An exact reproduction of the records is required, with all images left out.

[Saved entries]
━━━━━━━━━━

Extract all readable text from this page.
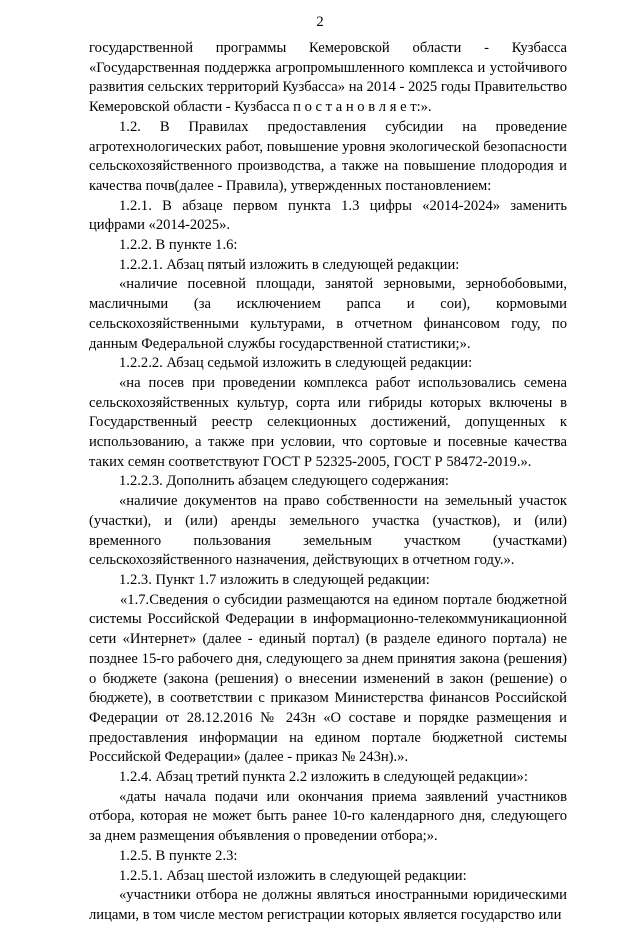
2

государственной программы Кемеровской области - Кузбасса «Государственная поддержка агропромышленного комплекса и устойчивого развития сельских территорий Кузбасса» на 2014 - 2025 годы Правительство Кемеровской области - Кузбасса п о с т а н о в л я е т:».

1.2. В Правилах предоставления субсидии на проведение агротехнологических работ, повышение уровня экологической безопасности сельскохозяйственного производства, а также на повышение плодородия и качества почв(далее - Правила), утвержденных постановлением:

1.2.1. В абзаце первом пункта 1.3 цифры «2014-2024» заменить цифрами «2014-2025».

1.2.2. В пункте 1.6:

1.2.2.1. Абзац пятый изложить в следующей редакции:

«наличие посевной площади, занятой зерновыми, зернобобовыми, масличными (за исключением рапса и сои), кормовыми сельскохозяйственными культурами, в отчетном финансовом году, по данным Федеральной службы государственной статистики;».

1.2.2.2. Абзац седьмой изложить в следующей редакции:

«на посев при проведении комплекса работ использовались семена сельскохозяйственных культур, сорта или гибриды которых включены в Государственный реестр селекционных достижений, допущенных к использованию, а также при условии, что сортовые и посевные качества таких семян соответствуют ГОСТ Р 52325-2005, ГОСТ Р 58472-2019.».

1.2.2.3. Дополнить абзацем следующего содержания:

«наличие документов на право собственности на земельный участок (участки), и (или) аренды земельного участка (участков), и (или) временного пользования земельным участком (участками) сельскохозяйственного назначения, действующих в отчетном году.».

1.2.3. Пункт 1.7 изложить в следующей редакции:

«1.7.Сведения о субсидии размещаются на едином портале бюджетной системы Российской Федерации в информационно-телекоммуникационной сети «Интернет» (далее - единый портал) (в разделе единого портала) не позднее 15-го рабочего дня, следующего за днем принятия закона (решения) о бюджете (закона (решения) о внесении изменений в закон (решение) о бюджете), в соответствии с приказом Министерства финансов Российской Федерации от 28.12.2016 № 243н «О составе и порядке размещения и предоставления информации на едином портале бюджетной системы Российской Федерации» (далее - приказ № 243н).».

1.2.4. Абзац третий пункта 2.2 изложить в следующей редакции»:

«даты начала подачи или окончания приема заявлений участников отбора, которая не может быть ранее 10-го календарного дня, следующего за днем размещения объявления о проведении отбора;».

1.2.5. В пункте 2.3:

1.2.5.1. Абзац шестой изложить в следующей редакции:

«участники отбора не должны являться иностранными юридическими лицами, в том числе местом регистрации которых является государство или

━━━━━━━━━━

Exercise answer:
Extract all readable text from this page.
2

государственной программы Кемеровской области - Кузбасса «Государственная поддержка агропромышленного комплекса и устойчивого развития сельских территорий Кузбасса» на 2014 - 2025 годы Правительство Кемеровской области - Кузбасса п о с т а н о в л я е т:».

1.2. В Правилах предоставления субсидии на проведение агротехнологических работ, повышение уровня экологической безопасности сельскохозяйственного производства, а также на повышение плодородия и качества почв(далее - Правила), утвержденных постановлением:

1.2.1. В абзаце первом пункта 1.3 цифры «2014-2024» заменить цифрами «2014-2025».

1.2.2. В пункте 1.6:

1.2.2.1. Абзац пятый изложить в следующей редакции:

«наличие посевной площади, занятой зерновыми, зернобобовыми, масличными (за исключением рапса и сои), кормовыми сельскохозяйственными культурами, в отчетном финансовом году, по данным Федеральной службы государственной статистики;».

1.2.2.2. Абзац седьмой изложить в следующей редакции:

«на посев при проведении комплекса работ использовались семена сельскохозяйственных культур, сорта или гибриды которых включены в Государственный реестр селекционных достижений, допущенных к использованию, а также при условии, что сортовые и посевные качества таких семян соответствуют ГОСТ Р 52325-2005, ГОСТ Р 58472-2019.».

1.2.2.3. Дополнить абзацем следующего содержания:

«наличие документов на право собственности на земельный участок (участки), и (или) аренды земельного участка (участков), и (или) временного пользования земельным участком (участками) сельскохозяйственного назначения, действующих в отчетном году.».

1.2.3. Пункт 1.7 изложить в следующей редакции:

«1.7.Сведения о субсидии размещаются на едином портале бюджетной системы Российской Федерации в информационно-телекоммуникационной сети «Интернет» (далее - единый портал) (в разделе единого портала) не позднее 15-го рабочего дня, следующего за днем принятия закона (решения) о бюджете (закона (решения) о внесении изменений в закон (решение) о бюджете), в соответствии с приказом Министерства финансов Российской Федерации от 28.12.2016 № 243н «О составе и порядке размещения и предоставления информации на едином портале бюджетной системы Российской Федерации» (далее - приказ № 243н).».

1.2.4. Абзац третий пункта 2.2 изложить в следующей редакции»:

«даты начала подачи или окончания приема заявлений участников отбора, которая не может быть ранее 10-го календарного дня, следующего за днем размещения объявления о проведении отбора;».

1.2.5. В пункте 2.3:

1.2.5.1. Абзац шестой изложить в следующей редакции:

«участники отбора не должны являться иностранными юридическими лицами, в том числе местом регистрации которых является государство или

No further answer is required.